--- BEGIN ---

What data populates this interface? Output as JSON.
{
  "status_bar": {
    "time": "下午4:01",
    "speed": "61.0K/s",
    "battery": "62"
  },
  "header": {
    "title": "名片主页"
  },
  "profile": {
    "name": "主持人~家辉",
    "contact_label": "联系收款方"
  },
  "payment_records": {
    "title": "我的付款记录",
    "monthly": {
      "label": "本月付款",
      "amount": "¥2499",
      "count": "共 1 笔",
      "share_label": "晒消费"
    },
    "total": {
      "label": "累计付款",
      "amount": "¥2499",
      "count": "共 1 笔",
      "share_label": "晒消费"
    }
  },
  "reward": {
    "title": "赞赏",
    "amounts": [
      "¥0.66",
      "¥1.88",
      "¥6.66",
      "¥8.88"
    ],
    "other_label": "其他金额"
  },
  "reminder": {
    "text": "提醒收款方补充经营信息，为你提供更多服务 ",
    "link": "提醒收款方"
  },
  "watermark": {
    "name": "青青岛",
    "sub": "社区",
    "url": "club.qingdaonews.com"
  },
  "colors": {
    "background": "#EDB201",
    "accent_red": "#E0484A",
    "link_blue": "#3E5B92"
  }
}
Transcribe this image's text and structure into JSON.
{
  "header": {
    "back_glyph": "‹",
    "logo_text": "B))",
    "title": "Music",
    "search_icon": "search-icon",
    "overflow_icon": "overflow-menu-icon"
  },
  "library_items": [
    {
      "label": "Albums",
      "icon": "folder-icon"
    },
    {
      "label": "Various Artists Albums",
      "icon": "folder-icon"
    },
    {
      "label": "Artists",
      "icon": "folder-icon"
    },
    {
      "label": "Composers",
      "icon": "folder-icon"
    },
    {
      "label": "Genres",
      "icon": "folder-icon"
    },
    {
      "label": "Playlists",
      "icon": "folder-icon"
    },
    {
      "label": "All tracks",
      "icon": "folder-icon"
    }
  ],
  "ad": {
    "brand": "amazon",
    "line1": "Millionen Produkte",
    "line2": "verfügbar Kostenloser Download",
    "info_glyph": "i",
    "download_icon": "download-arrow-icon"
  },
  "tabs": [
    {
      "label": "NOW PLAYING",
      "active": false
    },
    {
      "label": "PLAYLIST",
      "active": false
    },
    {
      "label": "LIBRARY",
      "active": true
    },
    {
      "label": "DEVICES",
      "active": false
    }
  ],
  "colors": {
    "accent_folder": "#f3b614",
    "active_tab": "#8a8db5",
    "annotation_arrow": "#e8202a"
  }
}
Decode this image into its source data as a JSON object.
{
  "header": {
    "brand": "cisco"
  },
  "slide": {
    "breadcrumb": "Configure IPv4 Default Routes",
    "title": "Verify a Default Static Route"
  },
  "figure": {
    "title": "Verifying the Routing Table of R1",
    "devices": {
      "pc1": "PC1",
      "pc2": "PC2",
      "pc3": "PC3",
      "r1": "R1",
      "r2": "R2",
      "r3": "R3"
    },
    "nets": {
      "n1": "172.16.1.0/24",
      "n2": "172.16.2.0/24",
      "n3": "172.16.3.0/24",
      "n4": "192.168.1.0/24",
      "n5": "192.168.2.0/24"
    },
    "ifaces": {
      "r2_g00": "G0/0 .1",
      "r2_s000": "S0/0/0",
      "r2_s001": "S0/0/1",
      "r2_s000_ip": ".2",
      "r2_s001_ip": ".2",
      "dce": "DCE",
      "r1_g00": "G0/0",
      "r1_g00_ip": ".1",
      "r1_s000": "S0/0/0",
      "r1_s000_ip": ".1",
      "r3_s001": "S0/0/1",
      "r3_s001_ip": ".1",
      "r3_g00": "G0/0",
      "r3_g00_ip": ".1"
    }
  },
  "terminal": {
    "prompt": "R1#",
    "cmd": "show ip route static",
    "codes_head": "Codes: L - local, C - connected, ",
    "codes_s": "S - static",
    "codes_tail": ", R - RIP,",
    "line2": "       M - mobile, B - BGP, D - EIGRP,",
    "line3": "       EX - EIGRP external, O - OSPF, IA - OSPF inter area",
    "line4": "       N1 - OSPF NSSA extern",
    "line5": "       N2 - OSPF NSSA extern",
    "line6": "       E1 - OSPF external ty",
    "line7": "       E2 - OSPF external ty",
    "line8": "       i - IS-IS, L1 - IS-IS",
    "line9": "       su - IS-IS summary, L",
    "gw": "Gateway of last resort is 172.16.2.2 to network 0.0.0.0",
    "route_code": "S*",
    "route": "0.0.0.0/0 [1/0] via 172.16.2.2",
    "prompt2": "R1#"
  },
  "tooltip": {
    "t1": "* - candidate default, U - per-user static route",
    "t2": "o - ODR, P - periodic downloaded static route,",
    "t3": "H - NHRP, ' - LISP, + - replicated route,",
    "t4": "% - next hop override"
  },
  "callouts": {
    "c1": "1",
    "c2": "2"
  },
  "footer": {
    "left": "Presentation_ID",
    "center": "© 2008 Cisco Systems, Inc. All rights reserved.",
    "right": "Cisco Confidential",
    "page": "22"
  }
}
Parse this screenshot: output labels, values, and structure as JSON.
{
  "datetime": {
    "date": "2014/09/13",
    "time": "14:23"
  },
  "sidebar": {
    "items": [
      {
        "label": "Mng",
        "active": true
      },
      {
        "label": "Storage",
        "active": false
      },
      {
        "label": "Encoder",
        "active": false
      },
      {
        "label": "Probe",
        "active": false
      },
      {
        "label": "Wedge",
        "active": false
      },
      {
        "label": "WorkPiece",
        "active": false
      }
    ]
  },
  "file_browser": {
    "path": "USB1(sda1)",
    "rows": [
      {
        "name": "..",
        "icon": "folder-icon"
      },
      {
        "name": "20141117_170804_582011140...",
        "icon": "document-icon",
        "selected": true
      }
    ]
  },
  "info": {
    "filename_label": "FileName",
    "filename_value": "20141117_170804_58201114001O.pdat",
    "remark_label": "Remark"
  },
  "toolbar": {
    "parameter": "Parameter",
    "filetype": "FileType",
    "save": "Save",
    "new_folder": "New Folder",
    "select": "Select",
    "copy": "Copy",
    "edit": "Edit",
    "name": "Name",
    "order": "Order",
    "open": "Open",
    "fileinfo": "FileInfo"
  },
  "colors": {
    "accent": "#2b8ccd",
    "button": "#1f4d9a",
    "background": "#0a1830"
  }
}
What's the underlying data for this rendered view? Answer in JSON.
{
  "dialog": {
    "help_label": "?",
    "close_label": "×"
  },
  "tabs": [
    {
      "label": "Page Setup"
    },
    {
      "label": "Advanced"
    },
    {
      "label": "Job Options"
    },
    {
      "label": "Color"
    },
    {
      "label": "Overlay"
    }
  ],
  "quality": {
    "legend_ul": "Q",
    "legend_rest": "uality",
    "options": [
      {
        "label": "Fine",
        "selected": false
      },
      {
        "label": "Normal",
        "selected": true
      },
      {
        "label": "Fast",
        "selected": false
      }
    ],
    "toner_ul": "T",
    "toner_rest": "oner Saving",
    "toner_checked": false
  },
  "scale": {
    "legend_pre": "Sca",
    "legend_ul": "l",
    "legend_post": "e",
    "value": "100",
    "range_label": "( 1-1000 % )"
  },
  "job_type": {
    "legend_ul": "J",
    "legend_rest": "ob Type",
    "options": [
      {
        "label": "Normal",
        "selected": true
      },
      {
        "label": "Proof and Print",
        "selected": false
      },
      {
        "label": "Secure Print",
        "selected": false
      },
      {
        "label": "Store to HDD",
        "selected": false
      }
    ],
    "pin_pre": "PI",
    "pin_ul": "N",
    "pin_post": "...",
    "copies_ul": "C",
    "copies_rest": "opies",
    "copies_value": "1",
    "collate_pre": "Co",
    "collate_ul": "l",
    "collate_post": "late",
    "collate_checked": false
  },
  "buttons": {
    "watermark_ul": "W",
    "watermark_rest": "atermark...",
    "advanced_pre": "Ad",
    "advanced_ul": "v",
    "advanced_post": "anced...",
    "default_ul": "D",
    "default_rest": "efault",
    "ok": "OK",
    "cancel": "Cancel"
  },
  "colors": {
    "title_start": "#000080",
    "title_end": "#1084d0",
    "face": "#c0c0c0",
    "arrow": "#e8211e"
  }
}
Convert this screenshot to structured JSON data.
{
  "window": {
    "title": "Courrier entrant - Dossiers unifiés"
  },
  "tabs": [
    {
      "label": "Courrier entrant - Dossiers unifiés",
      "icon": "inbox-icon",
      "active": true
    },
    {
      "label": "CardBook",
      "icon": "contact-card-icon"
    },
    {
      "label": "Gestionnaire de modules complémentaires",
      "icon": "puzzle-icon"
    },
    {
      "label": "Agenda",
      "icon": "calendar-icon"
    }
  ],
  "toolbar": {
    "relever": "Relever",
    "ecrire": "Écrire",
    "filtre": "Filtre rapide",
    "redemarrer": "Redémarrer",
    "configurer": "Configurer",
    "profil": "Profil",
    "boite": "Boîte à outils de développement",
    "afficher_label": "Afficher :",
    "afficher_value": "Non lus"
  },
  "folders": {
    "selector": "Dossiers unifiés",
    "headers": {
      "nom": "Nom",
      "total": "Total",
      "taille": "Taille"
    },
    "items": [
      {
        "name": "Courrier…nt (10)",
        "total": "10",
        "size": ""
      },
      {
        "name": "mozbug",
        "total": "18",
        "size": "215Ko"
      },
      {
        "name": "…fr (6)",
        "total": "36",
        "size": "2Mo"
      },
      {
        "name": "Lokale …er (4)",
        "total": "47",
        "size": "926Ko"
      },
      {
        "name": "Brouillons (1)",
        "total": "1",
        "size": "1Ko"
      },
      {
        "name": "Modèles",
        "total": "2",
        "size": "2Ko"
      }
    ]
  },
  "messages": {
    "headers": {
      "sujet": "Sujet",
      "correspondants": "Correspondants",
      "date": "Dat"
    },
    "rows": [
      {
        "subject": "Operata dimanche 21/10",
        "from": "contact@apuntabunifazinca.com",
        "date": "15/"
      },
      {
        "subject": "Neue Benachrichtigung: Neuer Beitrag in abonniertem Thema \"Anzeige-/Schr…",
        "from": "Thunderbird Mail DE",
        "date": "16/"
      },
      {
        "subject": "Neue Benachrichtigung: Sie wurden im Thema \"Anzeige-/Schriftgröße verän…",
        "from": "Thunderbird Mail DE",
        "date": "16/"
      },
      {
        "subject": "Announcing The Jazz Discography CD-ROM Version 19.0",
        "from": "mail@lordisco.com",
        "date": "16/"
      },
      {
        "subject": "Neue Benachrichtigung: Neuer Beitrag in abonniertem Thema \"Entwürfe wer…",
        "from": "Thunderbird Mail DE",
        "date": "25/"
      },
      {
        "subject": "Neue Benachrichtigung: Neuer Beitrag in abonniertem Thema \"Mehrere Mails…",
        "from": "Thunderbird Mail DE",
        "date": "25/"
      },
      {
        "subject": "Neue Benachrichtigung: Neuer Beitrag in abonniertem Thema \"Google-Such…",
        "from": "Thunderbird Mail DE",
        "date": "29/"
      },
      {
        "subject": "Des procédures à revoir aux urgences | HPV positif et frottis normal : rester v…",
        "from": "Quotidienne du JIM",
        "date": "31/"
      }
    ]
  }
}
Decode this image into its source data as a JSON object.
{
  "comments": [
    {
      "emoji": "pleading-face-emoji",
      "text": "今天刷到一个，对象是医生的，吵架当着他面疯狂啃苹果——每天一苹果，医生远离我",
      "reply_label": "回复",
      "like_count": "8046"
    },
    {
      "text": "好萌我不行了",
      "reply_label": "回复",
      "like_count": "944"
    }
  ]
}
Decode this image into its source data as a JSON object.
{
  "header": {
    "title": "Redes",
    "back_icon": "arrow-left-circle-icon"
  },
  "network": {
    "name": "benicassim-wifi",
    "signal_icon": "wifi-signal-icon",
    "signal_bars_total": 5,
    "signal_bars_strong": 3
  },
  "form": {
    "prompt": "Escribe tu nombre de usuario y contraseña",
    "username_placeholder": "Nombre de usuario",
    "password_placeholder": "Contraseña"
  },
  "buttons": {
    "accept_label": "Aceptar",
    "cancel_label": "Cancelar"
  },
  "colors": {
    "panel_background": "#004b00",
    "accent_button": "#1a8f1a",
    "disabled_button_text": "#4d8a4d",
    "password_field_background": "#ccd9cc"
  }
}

--- END ---

- _STATED PROBLEM_
Look through the data above. Each line containing the word "size" needs to be copied.

- _TASK RESPONSE_
        "size": ""
        "size": "215Ko"
        "size": "2Mo"
        "size": "926Ko"
        "size": "1Ko"
        "size": "2Ko"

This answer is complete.